To do: Locate the string "Arbeiterbildung" in the listing below. Copy every line where it is found.

[Data excerpts]
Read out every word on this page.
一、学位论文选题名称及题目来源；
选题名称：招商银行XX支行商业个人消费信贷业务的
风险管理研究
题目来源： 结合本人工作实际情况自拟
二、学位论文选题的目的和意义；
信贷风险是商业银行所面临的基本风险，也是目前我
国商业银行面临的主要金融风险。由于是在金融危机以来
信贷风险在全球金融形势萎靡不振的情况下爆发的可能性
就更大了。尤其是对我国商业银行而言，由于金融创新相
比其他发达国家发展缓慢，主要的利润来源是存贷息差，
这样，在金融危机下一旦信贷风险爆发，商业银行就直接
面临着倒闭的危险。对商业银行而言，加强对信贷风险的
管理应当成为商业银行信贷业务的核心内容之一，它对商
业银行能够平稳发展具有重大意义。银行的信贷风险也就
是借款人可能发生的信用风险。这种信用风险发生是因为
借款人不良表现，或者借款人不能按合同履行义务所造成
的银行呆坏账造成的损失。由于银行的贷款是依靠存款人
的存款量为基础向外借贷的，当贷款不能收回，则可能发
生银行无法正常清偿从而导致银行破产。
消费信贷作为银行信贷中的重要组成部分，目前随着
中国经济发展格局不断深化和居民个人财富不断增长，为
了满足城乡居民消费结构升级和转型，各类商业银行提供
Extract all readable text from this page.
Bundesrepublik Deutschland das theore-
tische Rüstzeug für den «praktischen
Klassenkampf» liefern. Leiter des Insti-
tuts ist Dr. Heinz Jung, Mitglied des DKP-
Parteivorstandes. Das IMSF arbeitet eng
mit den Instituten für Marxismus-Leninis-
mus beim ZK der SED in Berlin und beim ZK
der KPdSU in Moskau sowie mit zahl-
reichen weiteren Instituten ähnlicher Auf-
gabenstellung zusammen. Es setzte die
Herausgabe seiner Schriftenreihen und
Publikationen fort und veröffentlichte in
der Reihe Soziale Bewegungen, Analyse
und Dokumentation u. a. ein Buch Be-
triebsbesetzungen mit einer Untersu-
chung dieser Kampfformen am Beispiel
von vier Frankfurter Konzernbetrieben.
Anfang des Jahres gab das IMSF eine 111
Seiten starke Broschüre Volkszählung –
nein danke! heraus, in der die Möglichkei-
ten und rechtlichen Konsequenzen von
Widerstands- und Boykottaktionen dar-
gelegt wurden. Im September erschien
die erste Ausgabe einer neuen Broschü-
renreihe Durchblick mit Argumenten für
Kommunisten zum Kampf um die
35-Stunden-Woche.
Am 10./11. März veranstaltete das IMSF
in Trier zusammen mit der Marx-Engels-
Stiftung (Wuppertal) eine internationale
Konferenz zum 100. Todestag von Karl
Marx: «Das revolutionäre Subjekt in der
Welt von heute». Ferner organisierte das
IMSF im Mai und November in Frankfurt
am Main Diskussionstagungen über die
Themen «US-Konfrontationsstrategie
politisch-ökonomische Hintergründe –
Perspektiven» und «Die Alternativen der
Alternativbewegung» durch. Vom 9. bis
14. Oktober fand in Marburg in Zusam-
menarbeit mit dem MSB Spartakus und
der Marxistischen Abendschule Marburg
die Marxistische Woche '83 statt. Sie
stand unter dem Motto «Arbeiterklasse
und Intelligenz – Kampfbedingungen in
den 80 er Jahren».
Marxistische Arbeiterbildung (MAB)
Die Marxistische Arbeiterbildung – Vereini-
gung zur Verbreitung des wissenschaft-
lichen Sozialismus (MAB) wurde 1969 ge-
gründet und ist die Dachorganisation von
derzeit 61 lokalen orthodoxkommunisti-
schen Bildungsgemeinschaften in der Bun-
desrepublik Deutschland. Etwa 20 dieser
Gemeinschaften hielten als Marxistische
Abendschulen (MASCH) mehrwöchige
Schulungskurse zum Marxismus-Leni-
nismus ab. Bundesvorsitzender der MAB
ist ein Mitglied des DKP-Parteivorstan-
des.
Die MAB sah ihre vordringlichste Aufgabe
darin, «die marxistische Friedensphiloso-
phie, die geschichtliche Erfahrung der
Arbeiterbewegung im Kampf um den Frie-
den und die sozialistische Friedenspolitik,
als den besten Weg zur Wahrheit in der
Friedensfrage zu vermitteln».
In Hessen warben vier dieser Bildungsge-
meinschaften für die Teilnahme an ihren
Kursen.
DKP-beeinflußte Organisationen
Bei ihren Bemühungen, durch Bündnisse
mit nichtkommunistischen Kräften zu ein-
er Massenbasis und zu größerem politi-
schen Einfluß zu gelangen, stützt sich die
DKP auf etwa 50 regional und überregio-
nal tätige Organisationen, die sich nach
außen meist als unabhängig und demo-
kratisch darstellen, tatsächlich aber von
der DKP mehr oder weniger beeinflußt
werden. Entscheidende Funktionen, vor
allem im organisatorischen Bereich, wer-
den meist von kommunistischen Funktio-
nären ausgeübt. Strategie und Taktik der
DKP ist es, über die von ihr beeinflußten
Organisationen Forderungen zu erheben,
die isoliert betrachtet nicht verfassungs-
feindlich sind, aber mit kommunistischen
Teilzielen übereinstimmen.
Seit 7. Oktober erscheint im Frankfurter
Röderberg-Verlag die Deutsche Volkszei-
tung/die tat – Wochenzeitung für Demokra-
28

Task response:
Marxistische Arbeiterbildung (MAB)
Die Marxistische Arbeiterbildung – Vereini-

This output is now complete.